** START Records supplied **

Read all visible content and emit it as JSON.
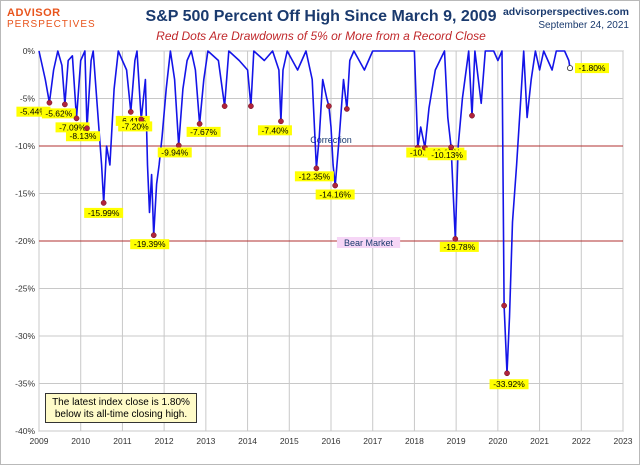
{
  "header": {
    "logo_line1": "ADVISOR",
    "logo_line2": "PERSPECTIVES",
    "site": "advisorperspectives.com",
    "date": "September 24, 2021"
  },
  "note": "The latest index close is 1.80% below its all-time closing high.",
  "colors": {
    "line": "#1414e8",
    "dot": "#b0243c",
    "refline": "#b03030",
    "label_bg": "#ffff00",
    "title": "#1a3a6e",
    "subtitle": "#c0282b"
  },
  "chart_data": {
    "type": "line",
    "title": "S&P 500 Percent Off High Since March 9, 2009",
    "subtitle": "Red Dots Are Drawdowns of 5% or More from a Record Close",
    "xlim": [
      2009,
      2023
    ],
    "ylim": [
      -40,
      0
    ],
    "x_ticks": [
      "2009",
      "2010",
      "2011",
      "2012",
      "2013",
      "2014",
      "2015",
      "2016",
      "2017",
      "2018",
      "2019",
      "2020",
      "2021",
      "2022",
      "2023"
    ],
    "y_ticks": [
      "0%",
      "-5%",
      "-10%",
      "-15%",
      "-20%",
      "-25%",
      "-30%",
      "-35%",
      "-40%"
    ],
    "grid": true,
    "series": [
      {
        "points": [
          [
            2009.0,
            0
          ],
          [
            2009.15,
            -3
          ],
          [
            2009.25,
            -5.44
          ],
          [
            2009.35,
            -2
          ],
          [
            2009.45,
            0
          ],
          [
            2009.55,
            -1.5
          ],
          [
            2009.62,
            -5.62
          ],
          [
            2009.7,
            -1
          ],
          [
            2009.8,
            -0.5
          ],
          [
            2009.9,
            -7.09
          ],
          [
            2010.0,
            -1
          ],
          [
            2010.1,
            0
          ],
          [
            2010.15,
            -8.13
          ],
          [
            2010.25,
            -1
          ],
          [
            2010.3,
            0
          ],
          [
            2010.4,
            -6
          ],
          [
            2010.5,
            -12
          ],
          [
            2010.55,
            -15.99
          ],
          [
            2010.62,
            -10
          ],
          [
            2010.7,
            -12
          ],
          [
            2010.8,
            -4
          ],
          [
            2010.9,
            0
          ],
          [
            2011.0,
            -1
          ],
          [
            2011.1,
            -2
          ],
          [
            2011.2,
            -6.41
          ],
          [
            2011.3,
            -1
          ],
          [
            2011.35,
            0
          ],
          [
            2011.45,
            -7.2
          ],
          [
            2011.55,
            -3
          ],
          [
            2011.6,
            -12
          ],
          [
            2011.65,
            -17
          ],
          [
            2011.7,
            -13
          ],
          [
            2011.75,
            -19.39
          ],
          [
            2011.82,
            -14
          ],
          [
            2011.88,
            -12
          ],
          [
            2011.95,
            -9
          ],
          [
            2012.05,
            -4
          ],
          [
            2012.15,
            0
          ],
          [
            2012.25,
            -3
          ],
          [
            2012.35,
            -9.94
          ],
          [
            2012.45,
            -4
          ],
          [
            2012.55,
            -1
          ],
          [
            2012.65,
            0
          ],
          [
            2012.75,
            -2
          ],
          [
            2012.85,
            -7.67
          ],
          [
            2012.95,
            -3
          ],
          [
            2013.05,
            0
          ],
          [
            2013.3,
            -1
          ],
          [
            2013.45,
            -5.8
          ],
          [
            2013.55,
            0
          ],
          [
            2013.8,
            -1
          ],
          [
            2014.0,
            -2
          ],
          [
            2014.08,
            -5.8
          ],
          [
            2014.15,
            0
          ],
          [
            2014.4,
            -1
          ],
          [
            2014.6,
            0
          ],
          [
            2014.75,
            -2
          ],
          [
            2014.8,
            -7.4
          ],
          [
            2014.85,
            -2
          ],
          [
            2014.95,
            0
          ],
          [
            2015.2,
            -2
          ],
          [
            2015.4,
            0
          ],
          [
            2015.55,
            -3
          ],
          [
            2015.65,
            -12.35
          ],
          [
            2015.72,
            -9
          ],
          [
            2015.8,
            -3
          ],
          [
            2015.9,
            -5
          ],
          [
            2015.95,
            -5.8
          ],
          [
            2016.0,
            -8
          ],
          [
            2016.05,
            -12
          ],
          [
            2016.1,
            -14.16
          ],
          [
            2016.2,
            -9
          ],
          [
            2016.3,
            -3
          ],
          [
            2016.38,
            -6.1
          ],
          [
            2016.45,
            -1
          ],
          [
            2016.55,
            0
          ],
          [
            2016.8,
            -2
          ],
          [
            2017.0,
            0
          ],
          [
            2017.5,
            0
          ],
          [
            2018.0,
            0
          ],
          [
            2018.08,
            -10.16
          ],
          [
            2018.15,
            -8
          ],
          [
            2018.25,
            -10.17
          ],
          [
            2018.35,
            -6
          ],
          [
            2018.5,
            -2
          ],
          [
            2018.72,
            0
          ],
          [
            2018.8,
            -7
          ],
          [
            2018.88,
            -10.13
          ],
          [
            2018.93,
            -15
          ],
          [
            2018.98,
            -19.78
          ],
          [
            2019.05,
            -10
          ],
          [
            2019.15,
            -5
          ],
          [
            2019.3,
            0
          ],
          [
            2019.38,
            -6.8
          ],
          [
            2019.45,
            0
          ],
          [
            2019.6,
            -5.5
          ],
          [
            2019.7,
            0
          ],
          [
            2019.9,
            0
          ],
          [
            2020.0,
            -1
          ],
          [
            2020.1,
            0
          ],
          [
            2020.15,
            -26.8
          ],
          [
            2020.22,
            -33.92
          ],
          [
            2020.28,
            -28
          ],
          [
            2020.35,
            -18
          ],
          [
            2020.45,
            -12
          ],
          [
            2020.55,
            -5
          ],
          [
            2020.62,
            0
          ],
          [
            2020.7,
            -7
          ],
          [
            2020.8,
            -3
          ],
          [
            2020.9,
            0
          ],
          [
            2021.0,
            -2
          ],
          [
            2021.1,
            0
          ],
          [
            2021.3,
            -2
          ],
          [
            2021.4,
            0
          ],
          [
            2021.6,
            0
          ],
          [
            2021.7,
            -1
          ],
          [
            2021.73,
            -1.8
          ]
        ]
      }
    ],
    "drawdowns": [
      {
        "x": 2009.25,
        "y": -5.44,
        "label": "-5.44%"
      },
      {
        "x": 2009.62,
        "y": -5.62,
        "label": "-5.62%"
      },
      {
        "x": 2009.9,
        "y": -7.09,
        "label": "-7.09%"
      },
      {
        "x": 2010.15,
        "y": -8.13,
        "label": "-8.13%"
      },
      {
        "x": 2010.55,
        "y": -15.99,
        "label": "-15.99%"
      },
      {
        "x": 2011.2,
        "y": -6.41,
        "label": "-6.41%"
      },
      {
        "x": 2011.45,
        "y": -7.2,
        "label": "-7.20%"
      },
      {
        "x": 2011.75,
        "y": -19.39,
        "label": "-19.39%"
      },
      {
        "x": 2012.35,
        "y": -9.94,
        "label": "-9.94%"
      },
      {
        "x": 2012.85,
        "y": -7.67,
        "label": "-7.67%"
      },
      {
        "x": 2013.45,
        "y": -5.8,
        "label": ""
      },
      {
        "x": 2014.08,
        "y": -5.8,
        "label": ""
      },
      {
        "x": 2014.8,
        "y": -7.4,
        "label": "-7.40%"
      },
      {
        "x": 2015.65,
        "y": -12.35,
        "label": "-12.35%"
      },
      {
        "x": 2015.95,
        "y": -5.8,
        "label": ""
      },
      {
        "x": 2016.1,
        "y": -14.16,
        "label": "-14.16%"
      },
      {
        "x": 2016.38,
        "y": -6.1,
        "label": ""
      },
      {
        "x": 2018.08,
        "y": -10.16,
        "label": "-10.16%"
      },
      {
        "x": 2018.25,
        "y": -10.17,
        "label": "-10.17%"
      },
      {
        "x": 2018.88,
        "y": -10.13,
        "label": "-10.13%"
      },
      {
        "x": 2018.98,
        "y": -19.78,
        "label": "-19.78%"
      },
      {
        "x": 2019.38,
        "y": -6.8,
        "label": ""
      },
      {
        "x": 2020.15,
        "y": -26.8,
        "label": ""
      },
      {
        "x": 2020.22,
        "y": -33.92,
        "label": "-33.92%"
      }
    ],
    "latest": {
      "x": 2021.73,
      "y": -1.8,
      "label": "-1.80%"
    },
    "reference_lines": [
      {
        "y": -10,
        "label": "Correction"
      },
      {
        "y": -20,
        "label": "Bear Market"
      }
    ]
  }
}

** END Records supplied **
** START Records supplied **

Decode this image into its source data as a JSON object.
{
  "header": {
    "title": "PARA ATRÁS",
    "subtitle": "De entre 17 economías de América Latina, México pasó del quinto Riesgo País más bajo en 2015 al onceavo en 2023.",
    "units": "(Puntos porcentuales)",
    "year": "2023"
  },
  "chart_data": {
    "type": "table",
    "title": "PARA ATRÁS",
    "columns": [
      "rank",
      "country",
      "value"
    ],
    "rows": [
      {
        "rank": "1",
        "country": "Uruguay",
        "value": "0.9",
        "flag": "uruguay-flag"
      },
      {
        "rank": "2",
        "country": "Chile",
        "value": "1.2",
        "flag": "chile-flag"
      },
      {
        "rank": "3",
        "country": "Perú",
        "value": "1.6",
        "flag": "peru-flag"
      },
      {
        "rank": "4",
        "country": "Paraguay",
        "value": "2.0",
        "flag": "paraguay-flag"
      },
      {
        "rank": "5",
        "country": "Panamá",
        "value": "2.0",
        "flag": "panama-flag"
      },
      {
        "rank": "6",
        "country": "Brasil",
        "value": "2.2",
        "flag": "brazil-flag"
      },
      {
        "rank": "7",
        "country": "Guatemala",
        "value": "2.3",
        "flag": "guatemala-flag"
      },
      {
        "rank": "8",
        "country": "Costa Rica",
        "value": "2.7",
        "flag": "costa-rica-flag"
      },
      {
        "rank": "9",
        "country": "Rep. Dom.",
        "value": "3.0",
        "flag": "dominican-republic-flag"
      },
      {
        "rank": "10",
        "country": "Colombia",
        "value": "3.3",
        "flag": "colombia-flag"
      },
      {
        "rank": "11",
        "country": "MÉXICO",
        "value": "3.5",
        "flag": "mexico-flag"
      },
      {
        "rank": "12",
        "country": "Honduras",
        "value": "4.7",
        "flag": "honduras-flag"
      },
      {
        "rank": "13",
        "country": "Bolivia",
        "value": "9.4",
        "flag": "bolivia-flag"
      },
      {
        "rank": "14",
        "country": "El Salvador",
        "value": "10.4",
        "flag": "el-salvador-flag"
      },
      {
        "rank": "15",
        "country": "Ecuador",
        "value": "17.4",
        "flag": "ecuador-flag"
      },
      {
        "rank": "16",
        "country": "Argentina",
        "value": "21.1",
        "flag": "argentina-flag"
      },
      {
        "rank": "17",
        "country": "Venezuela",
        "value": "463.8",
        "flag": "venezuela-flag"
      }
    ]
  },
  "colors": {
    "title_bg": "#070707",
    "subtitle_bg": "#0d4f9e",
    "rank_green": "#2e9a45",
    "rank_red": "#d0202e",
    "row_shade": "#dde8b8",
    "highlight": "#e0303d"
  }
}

** END Records supplied **

Consider the entries above and return each line with the string "JSON".

- Final result
Read all visible content and emit it as JSON.
Decode this image into its source data as a JSON object.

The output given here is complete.